| GIVEN PROBLEM |
Write out the data again exactly, skipping every picture.

[Records excerpted from a collection]
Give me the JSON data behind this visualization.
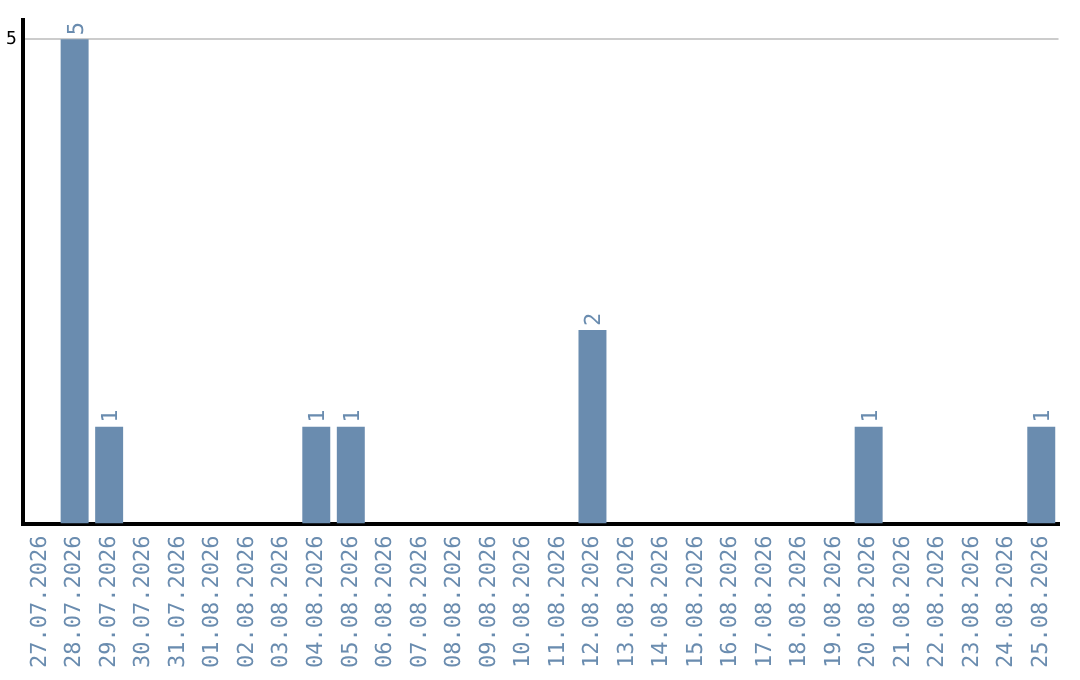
{
  "chart_data": {
    "type": "bar",
    "categories": [
      "27.07.2026",
      "28.07.2026",
      "29.07.2026",
      "30.07.2026",
      "31.07.2026",
      "01.08.2026",
      "02.08.2026",
      "03.08.2026",
      "04.08.2026",
      "05.08.2026",
      "06.08.2026",
      "07.08.2026",
      "08.08.2026",
      "09.08.2026",
      "10.08.2026",
      "11.08.2026",
      "12.08.2026",
      "13.08.2026",
      "14.08.2026",
      "15.08.2026",
      "16.08.2026",
      "17.08.2026",
      "18.08.2026",
      "19.08.2026",
      "20.08.2026",
      "21.08.2026",
      "22.08.2026",
      "23.08.2026",
      "24.08.2026",
      "25.08.2026"
    ],
    "values": [
      0,
      5,
      1,
      0,
      0,
      0,
      0,
      0,
      1,
      1,
      0,
      0,
      0,
      0,
      0,
      0,
      2,
      0,
      0,
      0,
      0,
      0,
      0,
      0,
      1,
      0,
      0,
      0,
      0,
      1
    ],
    "value_labels": [
      null,
      "5",
      "1",
      null,
      null,
      null,
      null,
      null,
      "1",
      "1",
      null,
      null,
      null,
      null,
      null,
      null,
      "2",
      null,
      null,
      null,
      null,
      null,
      null,
      null,
      "1",
      null,
      null,
      null,
      null,
      "1"
    ],
    "color": "#6a8caf",
    "ylim": [
      0,
      5.2
    ],
    "yticks": [
      5
    ],
    "grid": "y",
    "legend": false
  }
}
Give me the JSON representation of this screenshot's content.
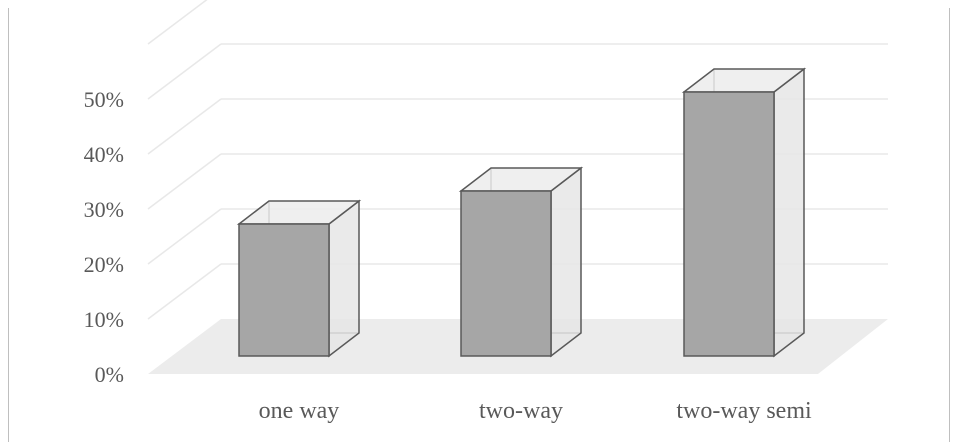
{
  "chart_data": {
    "type": "bar",
    "title": "",
    "categories": [
      "one way",
      "two-way",
      "two-way semi"
    ],
    "values": [
      0.24,
      0.3,
      0.48
    ],
    "ylim": [
      0,
      0.5
    ],
    "yticks": [
      "0%",
      "10%",
      "20%",
      "30%",
      "40%",
      "50%"
    ],
    "xlabel": "",
    "ylabel": "",
    "grid": true,
    "style": "3d-column",
    "colors": {
      "front": "#a6a6a6",
      "side": "#e6e6e6",
      "top": "#ececec",
      "edge": "#595959",
      "floor": "#ececec",
      "gridline": "#e8e8e8",
      "label": "#595959"
    }
  }
}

| TASK RESULT |
Give me the JSON data behind this visualization.
{
  "chart_data": {
    "type": "bar",
    "categories": [
      "27.07.2026",
      "28.07.2026",
      "29.07.2026",
      "30.07.2026",
      "31.07.2026",
      "01.08.2026",
      "02.08.2026",
      "03.08.2026",
      "04.08.2026",
      "05.08.2026",
      "06.08.2026",
      "07.08.2026",
      "08.08.2026",
      "09.08.2026",
      "10.08.2026",
      "11.08.2026",
      "12.08.2026",
      "13.08.2026",
      "14.08.2026",
      "15.08.2026",
      "16.08.2026",
      "17.08.2026",
      "18.08.2026",
      "19.08.2026",
      "20.08.2026",
      "21.08.2026",
      "22.08.2026",
      "23.08.2026",
      "24.08.2026",
      "25.08.2026"
    ],
    "values": [
      0,
      5,
      1,
      0,
      0,
      0,
      0,
      0,
      1,
      1,
      0,
      0,
      0,
      0,
      0,
      0,
      2,
      0,
      0,
      0,
      0,
      0,
      0,
      0,
      1,
      0,
      0,
      0,
      0,
      1
    ],
    "value_labels": [
      null,
      "5",
      "1",
      null,
      null,
      null,
      null,
      null,
      "1",
      "1",
      null,
      null,
      null,
      null,
      null,
      null,
      "2",
      null,
      null,
      null,
      null,
      null,
      null,
      null,
      "1",
      null,
      null,
      null,
      null,
      "1"
    ],
    "color": "#6a8caf",
    "ylim": [
      0,
      5.2
    ],
    "yticks": [
      5
    ],
    "grid": "y",
    "legend": false
  }
}
Give me the JSON representation of this screenshot's content.
{
  "chart_data": {
    "type": "bar",
    "title": "",
    "categories": [
      "one way",
      "two-way",
      "two-way semi"
    ],
    "values": [
      0.24,
      0.3,
      0.48
    ],
    "ylim": [
      0,
      0.5
    ],
    "yticks": [
      "0%",
      "10%",
      "20%",
      "30%",
      "40%",
      "50%"
    ],
    "xlabel": "",
    "ylabel": "",
    "grid": true,
    "style": "3d-column",
    "colors": {
      "front": "#a6a6a6",
      "side": "#e6e6e6",
      "top": "#ececec",
      "edge": "#595959",
      "floor": "#ececec",
      "gridline": "#e8e8e8",
      "label": "#595959"
    }
  }
}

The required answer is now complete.